:: Given request ::
Keep only those lines of the records that include the string "source".

+---+

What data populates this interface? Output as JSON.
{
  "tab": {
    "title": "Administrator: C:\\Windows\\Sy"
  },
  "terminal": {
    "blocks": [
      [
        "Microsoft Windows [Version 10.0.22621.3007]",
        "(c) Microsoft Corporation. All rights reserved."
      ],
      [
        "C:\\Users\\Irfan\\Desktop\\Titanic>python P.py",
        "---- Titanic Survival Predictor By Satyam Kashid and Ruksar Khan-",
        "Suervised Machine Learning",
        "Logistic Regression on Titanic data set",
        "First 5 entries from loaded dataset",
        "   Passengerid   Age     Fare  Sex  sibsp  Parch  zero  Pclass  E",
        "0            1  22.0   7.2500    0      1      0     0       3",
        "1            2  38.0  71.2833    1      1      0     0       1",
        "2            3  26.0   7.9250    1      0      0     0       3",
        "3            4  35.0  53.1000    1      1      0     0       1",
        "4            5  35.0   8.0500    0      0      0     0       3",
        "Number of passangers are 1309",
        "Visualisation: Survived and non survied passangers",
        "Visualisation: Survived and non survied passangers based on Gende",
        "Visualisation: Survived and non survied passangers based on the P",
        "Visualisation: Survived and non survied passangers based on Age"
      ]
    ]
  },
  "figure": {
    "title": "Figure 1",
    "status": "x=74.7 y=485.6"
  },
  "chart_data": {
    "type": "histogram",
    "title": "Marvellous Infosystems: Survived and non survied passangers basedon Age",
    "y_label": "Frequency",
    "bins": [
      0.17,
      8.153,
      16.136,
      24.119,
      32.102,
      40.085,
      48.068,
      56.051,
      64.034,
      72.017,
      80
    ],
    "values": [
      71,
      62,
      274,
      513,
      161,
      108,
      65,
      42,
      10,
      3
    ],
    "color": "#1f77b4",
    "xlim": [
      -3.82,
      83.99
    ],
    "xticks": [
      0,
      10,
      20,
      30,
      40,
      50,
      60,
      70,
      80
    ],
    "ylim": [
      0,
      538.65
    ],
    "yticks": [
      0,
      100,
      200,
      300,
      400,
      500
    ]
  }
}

+---+

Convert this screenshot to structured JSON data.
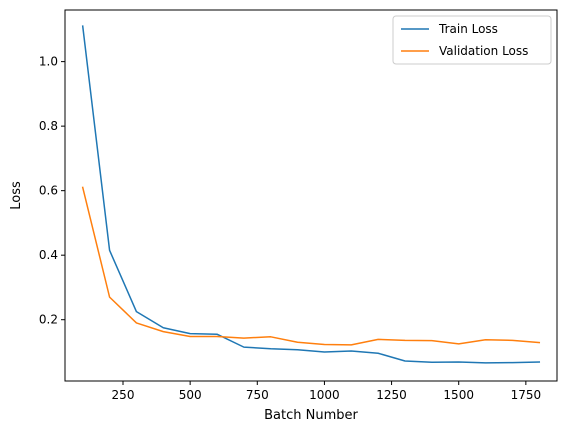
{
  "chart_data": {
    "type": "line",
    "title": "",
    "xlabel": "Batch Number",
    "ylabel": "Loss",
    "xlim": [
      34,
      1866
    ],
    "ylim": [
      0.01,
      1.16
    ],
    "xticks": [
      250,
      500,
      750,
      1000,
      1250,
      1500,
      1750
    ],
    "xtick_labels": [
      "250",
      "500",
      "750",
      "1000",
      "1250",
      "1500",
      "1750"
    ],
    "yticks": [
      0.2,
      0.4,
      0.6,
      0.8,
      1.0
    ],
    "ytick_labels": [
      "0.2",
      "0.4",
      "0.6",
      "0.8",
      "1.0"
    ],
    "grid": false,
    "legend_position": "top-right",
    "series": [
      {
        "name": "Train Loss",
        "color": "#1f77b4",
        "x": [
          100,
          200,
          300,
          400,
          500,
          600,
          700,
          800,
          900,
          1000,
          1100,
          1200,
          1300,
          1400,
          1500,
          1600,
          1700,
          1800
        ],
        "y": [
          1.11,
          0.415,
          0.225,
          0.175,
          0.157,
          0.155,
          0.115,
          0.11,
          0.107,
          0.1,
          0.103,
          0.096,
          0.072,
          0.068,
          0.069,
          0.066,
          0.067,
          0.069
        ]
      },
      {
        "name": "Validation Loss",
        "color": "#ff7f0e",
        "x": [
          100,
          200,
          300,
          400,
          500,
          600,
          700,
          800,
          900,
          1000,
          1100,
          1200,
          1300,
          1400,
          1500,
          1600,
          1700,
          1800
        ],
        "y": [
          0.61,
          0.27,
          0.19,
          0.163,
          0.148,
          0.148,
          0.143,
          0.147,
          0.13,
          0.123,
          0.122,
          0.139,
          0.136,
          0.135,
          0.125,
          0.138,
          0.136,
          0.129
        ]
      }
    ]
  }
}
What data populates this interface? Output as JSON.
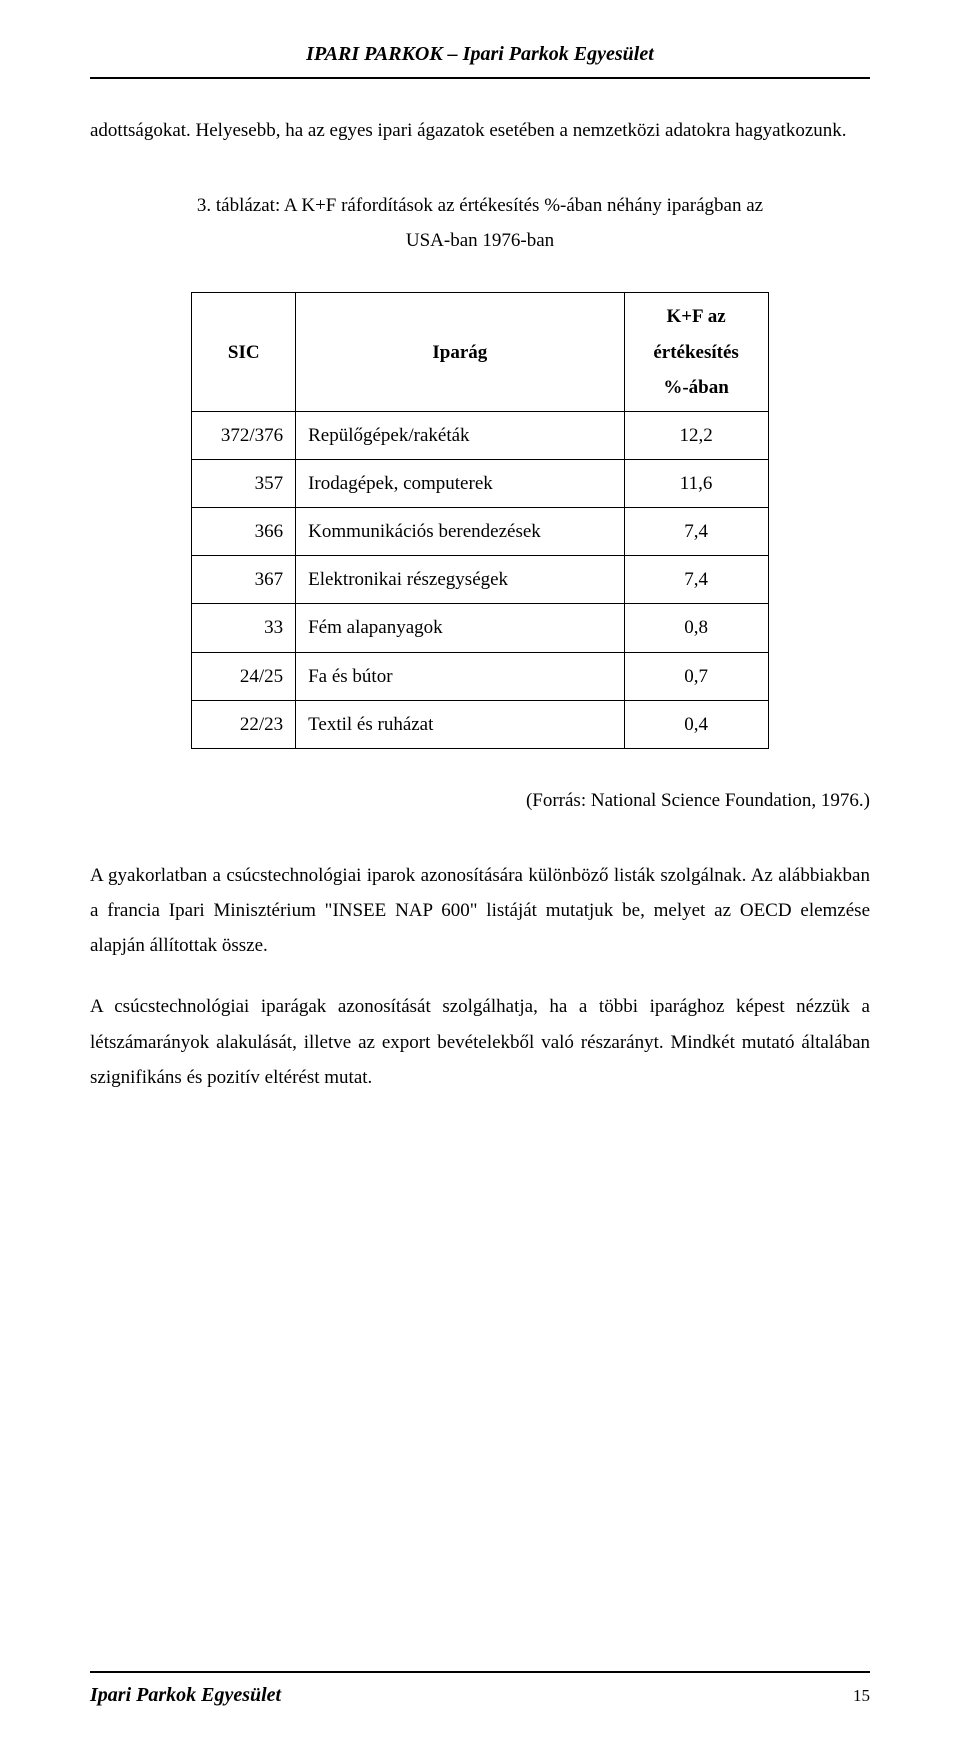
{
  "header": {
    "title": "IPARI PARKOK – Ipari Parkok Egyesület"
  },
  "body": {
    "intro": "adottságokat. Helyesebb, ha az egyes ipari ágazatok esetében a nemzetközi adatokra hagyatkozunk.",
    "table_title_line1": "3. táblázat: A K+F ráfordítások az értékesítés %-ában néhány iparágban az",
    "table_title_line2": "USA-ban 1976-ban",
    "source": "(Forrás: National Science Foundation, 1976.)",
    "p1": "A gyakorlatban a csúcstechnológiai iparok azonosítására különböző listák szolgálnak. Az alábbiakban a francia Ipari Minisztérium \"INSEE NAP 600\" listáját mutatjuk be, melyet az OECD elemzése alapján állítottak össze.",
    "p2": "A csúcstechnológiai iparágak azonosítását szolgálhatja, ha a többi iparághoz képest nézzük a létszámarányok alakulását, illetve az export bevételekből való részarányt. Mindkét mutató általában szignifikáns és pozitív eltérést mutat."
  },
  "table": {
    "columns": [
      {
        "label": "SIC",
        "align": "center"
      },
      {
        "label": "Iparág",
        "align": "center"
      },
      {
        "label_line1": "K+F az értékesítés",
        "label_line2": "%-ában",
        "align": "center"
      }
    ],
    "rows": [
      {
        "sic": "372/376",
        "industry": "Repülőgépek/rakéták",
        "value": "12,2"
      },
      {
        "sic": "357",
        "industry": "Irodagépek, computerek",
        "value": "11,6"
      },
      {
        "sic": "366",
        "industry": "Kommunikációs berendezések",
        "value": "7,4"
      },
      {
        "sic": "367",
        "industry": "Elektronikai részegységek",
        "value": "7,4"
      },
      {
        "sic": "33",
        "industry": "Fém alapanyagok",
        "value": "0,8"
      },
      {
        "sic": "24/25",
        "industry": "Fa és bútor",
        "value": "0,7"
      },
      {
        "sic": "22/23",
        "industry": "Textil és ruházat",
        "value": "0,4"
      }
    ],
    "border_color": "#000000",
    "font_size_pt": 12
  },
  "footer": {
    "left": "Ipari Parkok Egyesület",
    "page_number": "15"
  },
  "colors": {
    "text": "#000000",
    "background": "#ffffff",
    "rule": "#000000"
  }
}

+---+

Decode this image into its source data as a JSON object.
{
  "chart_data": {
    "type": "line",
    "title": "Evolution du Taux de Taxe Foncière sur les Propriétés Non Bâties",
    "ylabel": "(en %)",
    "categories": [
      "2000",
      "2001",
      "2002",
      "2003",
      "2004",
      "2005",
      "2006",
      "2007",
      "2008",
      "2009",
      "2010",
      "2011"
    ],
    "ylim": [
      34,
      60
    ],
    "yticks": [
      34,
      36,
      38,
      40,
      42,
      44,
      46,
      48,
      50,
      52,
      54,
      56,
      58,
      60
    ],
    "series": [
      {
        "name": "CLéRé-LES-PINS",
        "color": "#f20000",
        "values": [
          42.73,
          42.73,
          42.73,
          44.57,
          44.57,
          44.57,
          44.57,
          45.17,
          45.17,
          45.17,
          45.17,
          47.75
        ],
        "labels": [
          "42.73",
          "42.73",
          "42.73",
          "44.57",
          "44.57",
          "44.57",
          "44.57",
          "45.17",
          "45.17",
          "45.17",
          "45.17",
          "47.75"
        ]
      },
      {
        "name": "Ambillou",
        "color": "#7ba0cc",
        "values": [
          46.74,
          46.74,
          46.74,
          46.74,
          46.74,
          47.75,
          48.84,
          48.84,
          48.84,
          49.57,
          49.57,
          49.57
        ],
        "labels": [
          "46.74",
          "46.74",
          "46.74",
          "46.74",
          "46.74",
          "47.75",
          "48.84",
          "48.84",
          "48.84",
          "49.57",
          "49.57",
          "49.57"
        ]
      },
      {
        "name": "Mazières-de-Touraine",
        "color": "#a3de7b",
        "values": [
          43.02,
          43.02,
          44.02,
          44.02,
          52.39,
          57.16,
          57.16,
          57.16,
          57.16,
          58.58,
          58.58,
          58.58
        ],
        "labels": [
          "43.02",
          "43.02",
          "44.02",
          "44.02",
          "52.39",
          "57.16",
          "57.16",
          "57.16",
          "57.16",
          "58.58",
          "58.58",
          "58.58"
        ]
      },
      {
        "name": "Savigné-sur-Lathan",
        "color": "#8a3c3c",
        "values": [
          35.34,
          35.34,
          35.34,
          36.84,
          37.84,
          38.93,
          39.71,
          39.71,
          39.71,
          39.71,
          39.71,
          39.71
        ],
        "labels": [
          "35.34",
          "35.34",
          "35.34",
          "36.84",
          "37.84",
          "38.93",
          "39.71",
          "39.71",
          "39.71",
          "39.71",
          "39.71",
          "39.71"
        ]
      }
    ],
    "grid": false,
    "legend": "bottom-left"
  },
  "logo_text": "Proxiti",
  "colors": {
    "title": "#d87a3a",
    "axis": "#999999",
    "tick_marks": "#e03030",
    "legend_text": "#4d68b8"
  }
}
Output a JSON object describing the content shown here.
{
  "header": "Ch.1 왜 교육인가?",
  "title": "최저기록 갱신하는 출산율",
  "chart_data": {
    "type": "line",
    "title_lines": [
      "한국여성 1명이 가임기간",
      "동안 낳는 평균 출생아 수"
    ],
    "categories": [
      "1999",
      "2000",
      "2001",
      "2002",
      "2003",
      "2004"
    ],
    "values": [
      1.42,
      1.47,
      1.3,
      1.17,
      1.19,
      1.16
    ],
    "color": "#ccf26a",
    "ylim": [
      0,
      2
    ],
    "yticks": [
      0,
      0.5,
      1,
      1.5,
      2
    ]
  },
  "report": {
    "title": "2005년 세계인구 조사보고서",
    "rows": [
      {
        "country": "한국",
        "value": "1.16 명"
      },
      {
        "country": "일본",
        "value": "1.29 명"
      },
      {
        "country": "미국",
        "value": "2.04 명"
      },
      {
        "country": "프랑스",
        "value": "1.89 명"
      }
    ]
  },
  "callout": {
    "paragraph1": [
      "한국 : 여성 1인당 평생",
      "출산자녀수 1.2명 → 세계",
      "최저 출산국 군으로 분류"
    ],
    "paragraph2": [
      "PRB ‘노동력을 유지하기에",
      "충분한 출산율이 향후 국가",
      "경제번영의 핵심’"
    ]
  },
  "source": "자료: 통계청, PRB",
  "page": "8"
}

+---+

:: Finished task ::
    "source": "(Forrás: National Science Foundation, 1976.)",
Decode this image into its source data as a JSON object.
  "source": "자료: 통계청, PRB",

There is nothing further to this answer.